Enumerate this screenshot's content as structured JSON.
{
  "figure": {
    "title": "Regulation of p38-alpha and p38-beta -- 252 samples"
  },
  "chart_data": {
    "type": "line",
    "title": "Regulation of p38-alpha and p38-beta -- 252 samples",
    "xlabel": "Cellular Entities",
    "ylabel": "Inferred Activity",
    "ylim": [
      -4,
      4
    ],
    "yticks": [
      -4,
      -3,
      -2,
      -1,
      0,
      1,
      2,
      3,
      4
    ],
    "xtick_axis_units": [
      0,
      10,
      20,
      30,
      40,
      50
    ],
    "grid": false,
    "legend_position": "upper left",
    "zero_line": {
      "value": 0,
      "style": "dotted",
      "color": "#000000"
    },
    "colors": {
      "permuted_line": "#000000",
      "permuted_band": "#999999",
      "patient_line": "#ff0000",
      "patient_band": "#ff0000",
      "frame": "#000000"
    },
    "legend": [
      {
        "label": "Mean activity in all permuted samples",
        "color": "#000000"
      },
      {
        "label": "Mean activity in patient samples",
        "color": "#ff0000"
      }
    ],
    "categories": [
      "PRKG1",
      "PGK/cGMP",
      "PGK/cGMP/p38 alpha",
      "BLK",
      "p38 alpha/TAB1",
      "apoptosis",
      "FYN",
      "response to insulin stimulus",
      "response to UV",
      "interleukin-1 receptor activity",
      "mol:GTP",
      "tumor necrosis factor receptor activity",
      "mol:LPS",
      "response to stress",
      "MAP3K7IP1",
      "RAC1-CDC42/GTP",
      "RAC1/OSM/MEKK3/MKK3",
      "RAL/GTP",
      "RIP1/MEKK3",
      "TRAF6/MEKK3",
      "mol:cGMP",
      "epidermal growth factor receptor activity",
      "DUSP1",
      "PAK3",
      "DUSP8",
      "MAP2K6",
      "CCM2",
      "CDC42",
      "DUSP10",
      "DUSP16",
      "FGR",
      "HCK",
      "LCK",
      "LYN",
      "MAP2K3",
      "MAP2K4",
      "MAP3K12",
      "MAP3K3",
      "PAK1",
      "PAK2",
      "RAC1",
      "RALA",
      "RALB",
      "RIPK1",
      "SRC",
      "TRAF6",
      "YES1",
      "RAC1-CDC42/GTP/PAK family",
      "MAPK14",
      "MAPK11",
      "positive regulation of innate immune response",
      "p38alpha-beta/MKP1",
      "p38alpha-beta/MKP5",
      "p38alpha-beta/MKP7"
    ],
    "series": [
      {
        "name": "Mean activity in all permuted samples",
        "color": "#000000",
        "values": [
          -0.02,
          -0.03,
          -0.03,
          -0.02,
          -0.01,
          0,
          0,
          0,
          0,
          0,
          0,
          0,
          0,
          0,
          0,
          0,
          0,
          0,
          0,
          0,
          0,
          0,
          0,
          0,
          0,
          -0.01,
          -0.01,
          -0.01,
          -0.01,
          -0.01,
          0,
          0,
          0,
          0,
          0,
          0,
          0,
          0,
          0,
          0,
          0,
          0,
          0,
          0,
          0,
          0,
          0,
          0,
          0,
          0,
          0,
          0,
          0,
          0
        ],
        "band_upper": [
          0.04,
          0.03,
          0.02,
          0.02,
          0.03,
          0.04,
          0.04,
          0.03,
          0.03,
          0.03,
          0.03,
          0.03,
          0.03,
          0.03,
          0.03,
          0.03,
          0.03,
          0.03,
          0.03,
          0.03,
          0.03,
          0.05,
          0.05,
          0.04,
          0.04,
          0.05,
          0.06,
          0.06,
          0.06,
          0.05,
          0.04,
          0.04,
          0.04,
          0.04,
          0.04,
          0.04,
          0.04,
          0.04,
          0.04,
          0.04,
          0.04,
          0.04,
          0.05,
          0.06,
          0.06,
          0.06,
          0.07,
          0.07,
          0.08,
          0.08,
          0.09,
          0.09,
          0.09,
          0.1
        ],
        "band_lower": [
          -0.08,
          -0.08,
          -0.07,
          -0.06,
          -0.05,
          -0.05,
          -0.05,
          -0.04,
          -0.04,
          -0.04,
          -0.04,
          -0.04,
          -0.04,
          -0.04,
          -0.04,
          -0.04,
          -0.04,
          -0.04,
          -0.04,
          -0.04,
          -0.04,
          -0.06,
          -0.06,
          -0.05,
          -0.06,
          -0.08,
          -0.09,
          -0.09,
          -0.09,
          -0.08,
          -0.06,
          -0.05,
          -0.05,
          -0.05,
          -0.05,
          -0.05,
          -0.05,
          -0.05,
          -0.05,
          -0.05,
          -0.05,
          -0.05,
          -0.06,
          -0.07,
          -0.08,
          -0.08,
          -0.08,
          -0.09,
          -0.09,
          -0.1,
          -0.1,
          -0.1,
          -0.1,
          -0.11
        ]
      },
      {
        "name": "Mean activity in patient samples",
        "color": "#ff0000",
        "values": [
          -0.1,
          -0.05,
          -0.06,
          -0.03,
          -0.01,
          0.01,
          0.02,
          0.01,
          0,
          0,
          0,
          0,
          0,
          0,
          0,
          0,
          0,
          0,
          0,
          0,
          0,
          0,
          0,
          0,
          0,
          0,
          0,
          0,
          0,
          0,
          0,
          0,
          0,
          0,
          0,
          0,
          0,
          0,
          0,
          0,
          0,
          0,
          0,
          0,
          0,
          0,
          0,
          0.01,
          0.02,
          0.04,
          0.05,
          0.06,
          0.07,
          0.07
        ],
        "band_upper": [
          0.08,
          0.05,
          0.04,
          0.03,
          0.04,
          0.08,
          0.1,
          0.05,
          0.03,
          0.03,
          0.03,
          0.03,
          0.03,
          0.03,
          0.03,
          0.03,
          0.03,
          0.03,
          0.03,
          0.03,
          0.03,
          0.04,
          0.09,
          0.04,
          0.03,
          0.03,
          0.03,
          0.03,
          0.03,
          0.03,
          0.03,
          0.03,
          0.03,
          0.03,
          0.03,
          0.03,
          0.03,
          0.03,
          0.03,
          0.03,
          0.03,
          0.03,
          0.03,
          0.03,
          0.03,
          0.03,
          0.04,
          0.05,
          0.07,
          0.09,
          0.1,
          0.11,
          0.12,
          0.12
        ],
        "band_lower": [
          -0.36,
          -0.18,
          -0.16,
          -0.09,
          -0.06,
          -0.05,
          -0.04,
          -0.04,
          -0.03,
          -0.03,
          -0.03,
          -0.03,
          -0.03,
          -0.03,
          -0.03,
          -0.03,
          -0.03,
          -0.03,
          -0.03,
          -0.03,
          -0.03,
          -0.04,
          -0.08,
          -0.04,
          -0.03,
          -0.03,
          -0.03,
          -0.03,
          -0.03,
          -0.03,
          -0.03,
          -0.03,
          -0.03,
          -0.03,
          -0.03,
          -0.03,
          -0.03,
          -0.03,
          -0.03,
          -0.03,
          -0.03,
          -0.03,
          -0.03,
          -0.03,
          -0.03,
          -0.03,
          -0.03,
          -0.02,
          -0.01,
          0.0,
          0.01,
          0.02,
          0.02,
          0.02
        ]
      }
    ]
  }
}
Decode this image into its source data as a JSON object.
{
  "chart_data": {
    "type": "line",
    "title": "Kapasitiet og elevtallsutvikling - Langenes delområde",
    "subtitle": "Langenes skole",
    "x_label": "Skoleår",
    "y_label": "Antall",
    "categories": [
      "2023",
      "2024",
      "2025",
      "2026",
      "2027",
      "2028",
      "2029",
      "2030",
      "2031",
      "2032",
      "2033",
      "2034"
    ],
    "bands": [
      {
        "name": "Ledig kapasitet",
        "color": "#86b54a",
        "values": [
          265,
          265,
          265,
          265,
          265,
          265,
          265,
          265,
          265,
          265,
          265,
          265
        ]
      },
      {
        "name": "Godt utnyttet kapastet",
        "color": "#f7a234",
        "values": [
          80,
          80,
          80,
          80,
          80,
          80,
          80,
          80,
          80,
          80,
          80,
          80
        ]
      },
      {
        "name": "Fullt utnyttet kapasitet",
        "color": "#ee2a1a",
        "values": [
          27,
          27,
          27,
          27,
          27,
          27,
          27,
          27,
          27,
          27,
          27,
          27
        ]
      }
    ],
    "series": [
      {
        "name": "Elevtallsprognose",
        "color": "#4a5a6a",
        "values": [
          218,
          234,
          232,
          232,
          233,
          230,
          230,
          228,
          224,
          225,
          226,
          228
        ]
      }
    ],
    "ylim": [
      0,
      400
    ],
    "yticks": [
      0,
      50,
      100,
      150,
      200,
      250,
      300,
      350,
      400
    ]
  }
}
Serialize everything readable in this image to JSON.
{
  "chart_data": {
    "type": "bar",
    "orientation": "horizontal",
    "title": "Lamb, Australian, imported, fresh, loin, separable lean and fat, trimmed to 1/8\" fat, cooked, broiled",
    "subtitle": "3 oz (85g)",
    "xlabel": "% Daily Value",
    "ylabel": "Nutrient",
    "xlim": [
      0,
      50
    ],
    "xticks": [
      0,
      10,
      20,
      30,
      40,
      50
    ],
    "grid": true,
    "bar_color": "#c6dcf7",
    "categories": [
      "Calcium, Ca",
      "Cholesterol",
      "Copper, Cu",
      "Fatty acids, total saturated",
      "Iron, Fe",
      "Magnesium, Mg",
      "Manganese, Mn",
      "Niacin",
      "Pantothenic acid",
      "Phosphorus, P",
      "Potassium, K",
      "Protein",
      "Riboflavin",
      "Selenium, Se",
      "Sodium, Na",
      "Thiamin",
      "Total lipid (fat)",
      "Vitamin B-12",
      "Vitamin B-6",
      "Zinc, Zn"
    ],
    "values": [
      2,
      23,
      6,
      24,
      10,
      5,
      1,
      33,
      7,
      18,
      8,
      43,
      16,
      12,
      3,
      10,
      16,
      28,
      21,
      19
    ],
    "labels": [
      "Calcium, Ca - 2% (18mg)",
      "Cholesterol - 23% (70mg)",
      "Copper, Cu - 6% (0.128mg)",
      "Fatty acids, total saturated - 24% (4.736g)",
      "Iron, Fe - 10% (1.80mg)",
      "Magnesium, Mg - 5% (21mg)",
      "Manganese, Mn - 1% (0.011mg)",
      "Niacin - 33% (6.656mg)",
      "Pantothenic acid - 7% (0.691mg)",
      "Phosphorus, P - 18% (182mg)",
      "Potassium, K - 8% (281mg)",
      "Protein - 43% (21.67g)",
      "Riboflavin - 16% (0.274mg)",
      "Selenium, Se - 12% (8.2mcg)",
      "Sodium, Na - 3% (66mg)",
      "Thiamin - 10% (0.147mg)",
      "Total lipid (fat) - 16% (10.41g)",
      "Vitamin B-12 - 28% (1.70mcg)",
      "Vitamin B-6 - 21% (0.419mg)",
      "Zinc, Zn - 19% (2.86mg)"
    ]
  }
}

________________

→ **Work to complete**
Every line of the listing that holds "Pantothenic" should be found and copied.

→ **Written answer**
      "Pantothenic acid",
      "Pantothenic acid - 7% (0.691mg)",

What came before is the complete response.